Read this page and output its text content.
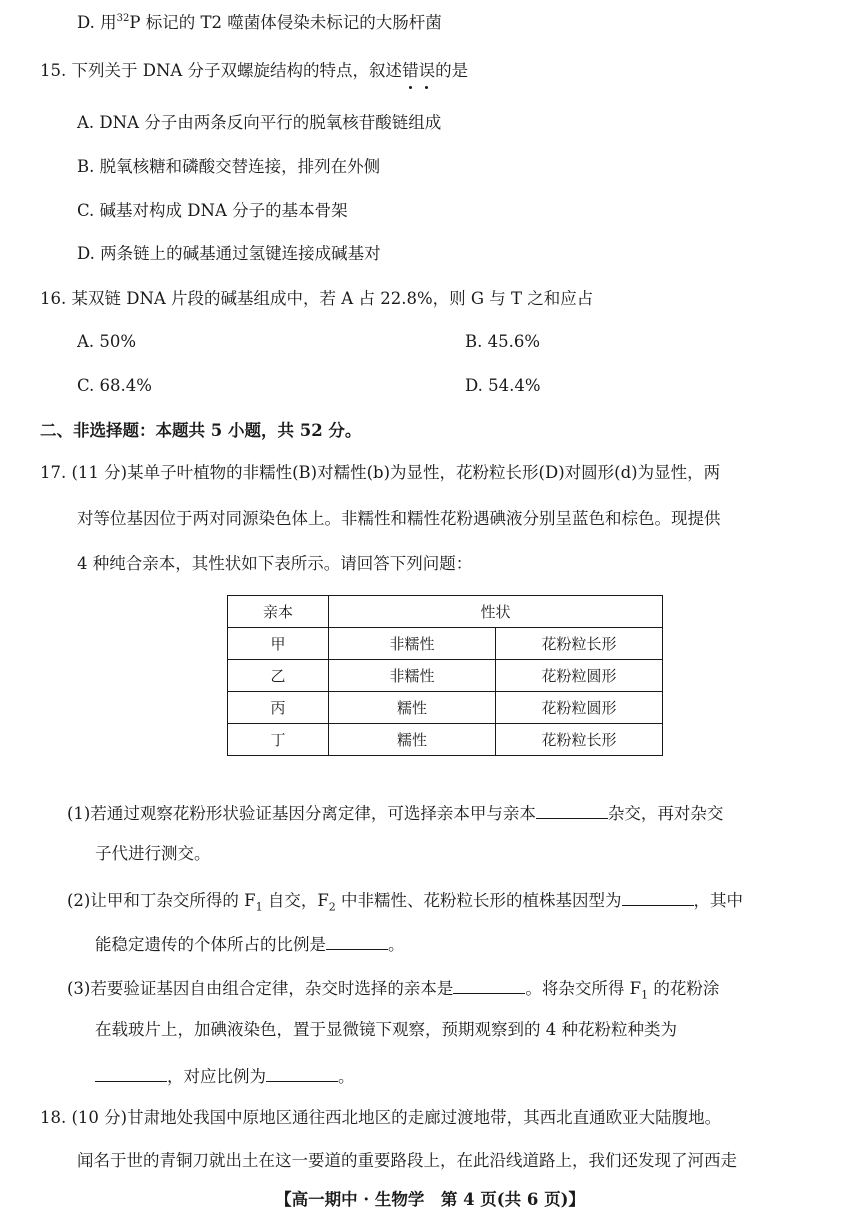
D. 用$^{32}$P 标记的 T2 噬菌体侵染未标记的大肠杆菌
15. 下列关于 DNA 分子双螺旋结构的特点，叙述错误的是
A. DNA 分子由两条反向平行的脱氧核苷酸链组成
B. 脱氧核糖和磷酸交替连接，排列在外侧
C. 碱基对构成 DNA 分子的基本骨架
D. 两条链上的碱基通过氢键连接成碱基对
16. 某双链 DNA 片段的碱基组成中，若 A 占 22.8%，则 G 与 T 之和应占
A. 50%	B. 45.6%
C. 68.4%	D. 54.4%
二、非选择题：本题共 5 小题，共 52 分。
17. (11 分)某单子叶植物的非糯性(B)对糯性(b)为显性，花粉粒长形(D)对圆形(d)为显性，两
对等位基因位于两对同源染色体上。非糯性和糯性花粉遇碘液分别呈蓝色和棕色。现提供
4 种纯合亲本，其性状如下表所示。请回答下列问题：
亲本	性状	
甲	非糯性	花粉粒长形
乙	非糯性	花粉粒圆形
丙	糯性	花粉粒圆形
丁	糯性	花粉粒长形
(1)若通过观察花粉形状验证基因分离定律，可选择亲本甲与亲本	杂交，再对杂交
子代进行测交。
(2)让甲和丁杂交所得的 $F_1$ 自交，$F_2$ 中非糯性、花粉粒长形的植株基因型为	，其中
能稳定遗传的个体所占的比例是	。
(3)若要验证基因自由组合定律，杂交时选择的亲本是	。将杂交所得 $F_1$ 的花粉涂
在载玻片上，加碘液染色，置于显微镜下观察，预期观察到的 4 种花粉粒种类为
，对应比例为	。
18. (10 分)甘肃地处我国中原地区通往西北地区的走廊过渡地带，其西北直通欧亚大陆腹地。
闻名于世的青铜刀就出土在这一要道的重要路段上，在此沿线道路上，我们还发现了河西走
【高一期中 · 生物学　第 4 页(共 6 页)】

* _SHORT PROBLEM_
All the material shown above is to be copied exactly, with no pictures carried over.

* _RESULT OF THIS EXERCISE_
Read this page and output its text content.
D. 用$^{32}$P 标记的 T2 噬菌体侵染未标记的大肠杆菌
15. 下列关于 DNA 分子双螺旋结构的特点，叙述错误的是
A. DNA 分子由两条反向平行的脱氧核苷酸链组成
B. 脱氧核糖和磷酸交替连接，排列在外侧
C. 碱基对构成 DNA 分子的基本骨架
D. 两条链上的碱基通过氢键连接成碱基对
16. 某双链 DNA 片段的碱基组成中，若 A 占 22.8%，则 G 与 T 之和应占
A. 50%	B. 45.6%
C. 68.4%	D. 54.4%
二、非选择题：本题共 5 小题，共 52 分。
17. (11 分)某单子叶植物的非糯性(B)对糯性(b)为显性，花粉粒长形(D)对圆形(d)为显性，两
对等位基因位于两对同源染色体上。非糯性和糯性花粉遇碘液分别呈蓝色和棕色。现提供
4 种纯合亲本，其性状如下表所示。请回答下列问题：
亲本	性状	
甲	非糯性	花粉粒长形
乙	非糯性	花粉粒圆形
丙	糯性	花粉粒圆形
丁	糯性	花粉粒长形
(1)若通过观察花粉形状验证基因分离定律，可选择亲本甲与亲本	杂交，再对杂交
子代进行测交。
(2)让甲和丁杂交所得的 $F_1$ 自交，$F_2$ 中非糯性、花粉粒长形的植株基因型为	，其中
能稳定遗传的个体所占的比例是	。
(3)若要验证基因自由组合定律，杂交时选择的亲本是	。将杂交所得 $F_1$ 的花粉涂
在载玻片上，加碘液染色，置于显微镜下观察，预期观察到的 4 种花粉粒种类为
，对应比例为	。
18. (10 分)甘肃地处我国中原地区通往西北地区的走廊过渡地带，其西北直通欧亚大陆腹地。
闻名于世的青铜刀就出土在这一要道的重要路段上，在此沿线道路上，我们还发现了河西走
【高一期中 · 生物学　第 4 页(共 6 页)】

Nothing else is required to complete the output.